**EXERCISE REQUIREMENTS:**
Write out the full listing again, exactly as it stands.

**Dataset entries on figures:**
☆ ☆ ☆ ☆

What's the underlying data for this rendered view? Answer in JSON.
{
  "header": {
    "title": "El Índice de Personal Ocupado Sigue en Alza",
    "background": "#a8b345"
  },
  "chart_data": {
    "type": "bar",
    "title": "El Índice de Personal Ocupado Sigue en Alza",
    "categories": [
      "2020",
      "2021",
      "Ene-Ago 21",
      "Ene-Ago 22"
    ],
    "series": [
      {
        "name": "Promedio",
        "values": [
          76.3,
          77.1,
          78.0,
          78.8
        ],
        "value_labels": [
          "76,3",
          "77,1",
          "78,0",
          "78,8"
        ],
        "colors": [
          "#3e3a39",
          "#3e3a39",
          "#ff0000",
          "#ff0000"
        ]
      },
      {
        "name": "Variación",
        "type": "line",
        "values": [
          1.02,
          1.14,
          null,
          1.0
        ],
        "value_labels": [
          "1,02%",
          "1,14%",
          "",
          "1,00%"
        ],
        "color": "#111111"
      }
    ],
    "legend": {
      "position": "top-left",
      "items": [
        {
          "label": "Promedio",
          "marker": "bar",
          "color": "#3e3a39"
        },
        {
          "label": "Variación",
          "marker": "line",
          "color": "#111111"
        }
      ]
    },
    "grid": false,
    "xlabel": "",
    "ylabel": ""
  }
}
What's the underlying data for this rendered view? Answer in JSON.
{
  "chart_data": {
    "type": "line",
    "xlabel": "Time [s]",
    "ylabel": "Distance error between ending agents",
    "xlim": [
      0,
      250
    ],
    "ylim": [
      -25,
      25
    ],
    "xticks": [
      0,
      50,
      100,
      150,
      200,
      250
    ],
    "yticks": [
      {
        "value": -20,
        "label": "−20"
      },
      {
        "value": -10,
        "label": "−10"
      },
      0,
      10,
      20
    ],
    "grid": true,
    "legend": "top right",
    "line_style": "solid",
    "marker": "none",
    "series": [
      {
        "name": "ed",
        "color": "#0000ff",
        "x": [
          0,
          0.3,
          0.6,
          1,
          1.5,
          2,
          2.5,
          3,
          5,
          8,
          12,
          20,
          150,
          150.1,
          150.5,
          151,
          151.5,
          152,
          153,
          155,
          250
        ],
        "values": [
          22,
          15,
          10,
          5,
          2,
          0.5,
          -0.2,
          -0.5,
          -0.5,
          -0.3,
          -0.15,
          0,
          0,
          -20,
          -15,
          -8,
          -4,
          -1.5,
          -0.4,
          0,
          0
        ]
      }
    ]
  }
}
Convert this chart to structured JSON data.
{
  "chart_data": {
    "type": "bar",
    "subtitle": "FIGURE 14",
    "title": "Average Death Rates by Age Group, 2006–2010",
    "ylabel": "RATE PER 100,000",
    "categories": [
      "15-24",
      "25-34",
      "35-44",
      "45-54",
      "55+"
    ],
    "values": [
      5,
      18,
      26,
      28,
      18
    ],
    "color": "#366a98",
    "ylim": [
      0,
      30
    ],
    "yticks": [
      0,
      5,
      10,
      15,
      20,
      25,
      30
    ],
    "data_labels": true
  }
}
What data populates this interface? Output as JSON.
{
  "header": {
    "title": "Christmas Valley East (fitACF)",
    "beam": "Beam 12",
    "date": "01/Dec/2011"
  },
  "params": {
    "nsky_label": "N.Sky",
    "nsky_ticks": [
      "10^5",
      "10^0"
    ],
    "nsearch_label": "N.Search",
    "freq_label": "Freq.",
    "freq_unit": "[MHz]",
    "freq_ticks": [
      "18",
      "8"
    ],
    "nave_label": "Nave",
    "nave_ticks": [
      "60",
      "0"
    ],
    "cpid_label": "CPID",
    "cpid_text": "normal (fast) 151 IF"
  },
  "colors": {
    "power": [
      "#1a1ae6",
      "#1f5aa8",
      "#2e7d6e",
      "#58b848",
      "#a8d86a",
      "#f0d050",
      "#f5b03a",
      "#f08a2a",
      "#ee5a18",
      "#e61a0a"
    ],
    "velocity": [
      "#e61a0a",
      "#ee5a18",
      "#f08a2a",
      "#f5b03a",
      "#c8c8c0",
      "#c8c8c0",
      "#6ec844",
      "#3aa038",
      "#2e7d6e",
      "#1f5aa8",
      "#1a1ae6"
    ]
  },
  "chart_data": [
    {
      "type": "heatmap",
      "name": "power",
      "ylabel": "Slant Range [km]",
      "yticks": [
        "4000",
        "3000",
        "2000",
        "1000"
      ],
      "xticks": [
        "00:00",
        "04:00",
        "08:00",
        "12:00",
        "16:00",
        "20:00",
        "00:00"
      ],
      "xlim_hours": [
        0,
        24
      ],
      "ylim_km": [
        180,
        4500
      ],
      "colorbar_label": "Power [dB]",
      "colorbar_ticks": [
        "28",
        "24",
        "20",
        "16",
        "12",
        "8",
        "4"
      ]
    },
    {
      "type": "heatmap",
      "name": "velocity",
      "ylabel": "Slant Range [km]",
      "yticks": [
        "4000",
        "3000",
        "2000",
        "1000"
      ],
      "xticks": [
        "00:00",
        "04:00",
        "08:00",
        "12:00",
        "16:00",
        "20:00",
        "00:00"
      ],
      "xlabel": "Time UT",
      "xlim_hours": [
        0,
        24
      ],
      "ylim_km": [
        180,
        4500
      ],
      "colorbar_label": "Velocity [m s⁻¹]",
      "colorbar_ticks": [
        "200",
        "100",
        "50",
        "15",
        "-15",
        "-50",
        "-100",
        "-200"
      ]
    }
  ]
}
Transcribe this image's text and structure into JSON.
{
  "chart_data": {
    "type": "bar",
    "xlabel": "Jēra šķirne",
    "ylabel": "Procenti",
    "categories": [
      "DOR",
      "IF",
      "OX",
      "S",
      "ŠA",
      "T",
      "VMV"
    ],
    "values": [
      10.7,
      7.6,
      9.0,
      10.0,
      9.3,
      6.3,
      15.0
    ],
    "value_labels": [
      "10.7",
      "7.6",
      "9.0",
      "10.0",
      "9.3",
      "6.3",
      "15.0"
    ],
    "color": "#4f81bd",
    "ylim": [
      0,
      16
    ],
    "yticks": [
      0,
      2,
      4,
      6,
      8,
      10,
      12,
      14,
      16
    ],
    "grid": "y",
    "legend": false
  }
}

☆ ☆ ☆ ☆

**CORRECT RESPONSE:**
What's the underlying data for this rendered view? Answer in JSON.
{
  "header": {
    "title": "El Índice de Personal Ocupado Sigue en Alza",
    "background": "#a8b345"
  },
  "chart_data": {
    "type": "bar",
    "title": "El Índice de Personal Ocupado Sigue en Alza",
    "categories": [
      "2020",
      "2021",
      "Ene-Ago 21",
      "Ene-Ago 22"
    ],
    "series": [
      {
        "name": "Promedio",
        "values": [
          76.3,
          77.1,
          78.0,
          78.8
        ],
        "value_labels": [
          "76,3",
          "77,1",
          "78,0",
          "78,8"
        ],
        "colors": [
          "#3e3a39",
          "#3e3a39",
          "#ff0000",
          "#ff0000"
        ]
      },
      {
        "name": "Variación",
        "type": "line",
        "values": [
          1.02,
          1.14,
          null,
          1.0
        ],
        "value_labels": [
          "1,02%",
          "1,14%",
          "",
          "1,00%"
        ],
        "color": "#111111"
      }
    ],
    "legend": {
      "position": "top-left",
      "items": [
        {
          "label": "Promedio",
          "marker": "bar",
          "color": "#3e3a39"
        },
        {
          "label": "Variación",
          "marker": "line",
          "color": "#111111"
        }
      ]
    },
    "grid": false,
    "xlabel": "",
    "ylabel": ""
  }
}
What's the underlying data for this rendered view? Answer in JSON.
{
  "chart_data": {
    "type": "line",
    "xlabel": "Time [s]",
    "ylabel": "Distance error between ending agents",
    "xlim": [
      0,
      250
    ],
    "ylim": [
      -25,
      25
    ],
    "xticks": [
      0,
      50,
      100,
      150,
      200,
      250
    ],
    "yticks": [
      {
        "value": -20,
        "label": "−20"
      },
      {
        "value": -10,
        "label": "−10"
      },
      0,
      10,
      20
    ],
    "grid": true,
    "legend": "top right",
    "line_style": "solid",
    "marker": "none",
    "series": [
      {
        "name": "ed",
        "color": "#0000ff",
        "x": [
          0,
          0.3,
          0.6,
          1,
          1.5,
          2,
          2.5,
          3,
          5,
          8,
          12,
          20,
          150,
          150.1,
          150.5,
          151,
          151.5,
          152,
          153,
          155,
          250
        ],
        "values": [
          22,
          15,
          10,
          5,
          2,
          0.5,
          -0.2,
          -0.5,
          -0.5,
          -0.3,
          -0.15,
          0,
          0,
          -20,
          -15,
          -8,
          -4,
          -1.5,
          -0.4,
          0,
          0
        ]
      }
    ]
  }
}
Convert this chart to structured JSON data.
{
  "chart_data": {
    "type": "bar",
    "subtitle": "FIGURE 14",
    "title": "Average Death Rates by Age Group, 2006–2010",
    "ylabel": "RATE PER 100,000",
    "categories": [
      "15-24",
      "25-34",
      "35-44",
      "45-54",
      "55+"
    ],
    "values": [
      5,
      18,
      26,
      28,
      18
    ],
    "color": "#366a98",
    "ylim": [
      0,
      30
    ],
    "yticks": [
      0,
      5,
      10,
      15,
      20,
      25,
      30
    ],
    "data_labels": true
  }
}
What data populates this interface? Output as JSON.
{
  "header": {
    "title": "Christmas Valley East (fitACF)",
    "beam": "Beam 12",
    "date": "01/Dec/2011"
  },
  "params": {
    "nsky_label": "N.Sky",
    "nsky_ticks": [
      "10^5",
      "10^0"
    ],
    "nsearch_label": "N.Search",
    "freq_label": "Freq.",
    "freq_unit": "[MHz]",
    "freq_ticks": [
      "18",
      "8"
    ],
    "nave_label": "Nave",
    "nave_ticks": [
      "60",
      "0"
    ],
    "cpid_label": "CPID",
    "cpid_text": "normal (fast) 151 IF"
  },
  "colors": {
    "power": [
      "#1a1ae6",
      "#1f5aa8",
      "#2e7d6e",
      "#58b848",
      "#a8d86a",
      "#f0d050",
      "#f5b03a",
      "#f08a2a",
      "#ee5a18",
      "#e61a0a"
    ],
    "velocity": [
      "#e61a0a",
      "#ee5a18",
      "#f08a2a",
      "#f5b03a",
      "#c8c8c0",
      "#c8c8c0",
      "#6ec844",
      "#3aa038",
      "#2e7d6e",
      "#1f5aa8",
      "#1a1ae6"
    ]
  },
  "chart_data": [
    {
      "type": "heatmap",
      "name": "power",
      "ylabel": "Slant Range [km]",
      "yticks": [
        "4000",
        "3000",
        "2000",
        "1000"
      ],
      "xticks": [
        "00:00",
        "04:00",
        "08:00",
        "12:00",
        "16:00",
        "20:00",
        "00:00"
      ],
      "xlim_hours": [
        0,
        24
      ],
      "ylim_km": [
        180,
        4500
      ],
      "colorbar_label": "Power [dB]",
      "colorbar_ticks": [
        "28",
        "24",
        "20",
        "16",
        "12",
        "8",
        "4"
      ]
    },
    {
      "type": "heatmap",
      "name": "velocity",
      "ylabel": "Slant Range [km]",
      "yticks": [
        "4000",
        "3000",
        "2000",
        "1000"
      ],
      "xticks": [
        "00:00",
        "04:00",
        "08:00",
        "12:00",
        "16:00",
        "20:00",
        "00:00"
      ],
      "xlabel": "Time UT",
      "xlim_hours": [
        0,
        24
      ],
      "ylim_km": [
        180,
        4500
      ],
      "colorbar_label": "Velocity [m s⁻¹]",
      "colorbar_ticks": [
        "200",
        "100",
        "50",
        "15",
        "-15",
        "-50",
        "-100",
        "-200"
      ]
    }
  ]
}
Transcribe this image's text and structure into JSON.
{
  "chart_data": {
    "type": "bar",
    "xlabel": "Jēra šķirne",
    "ylabel": "Procenti",
    "categories": [
      "DOR",
      "IF",
      "OX",
      "S",
      "ŠA",
      "T",
      "VMV"
    ],
    "values": [
      10.7,
      7.6,
      9.0,
      10.0,
      9.3,
      6.3,
      15.0
    ],
    "value_labels": [
      "10.7",
      "7.6",
      "9.0",
      "10.0",
      "9.3",
      "6.3",
      "15.0"
    ],
    "color": "#4f81bd",
    "ylim": [
      0,
      16
    ],
    "yticks": [
      0,
      2,
      4,
      6,
      8,
      10,
      12,
      14,
      16
    ],
    "grid": "y",
    "legend": false
  }
}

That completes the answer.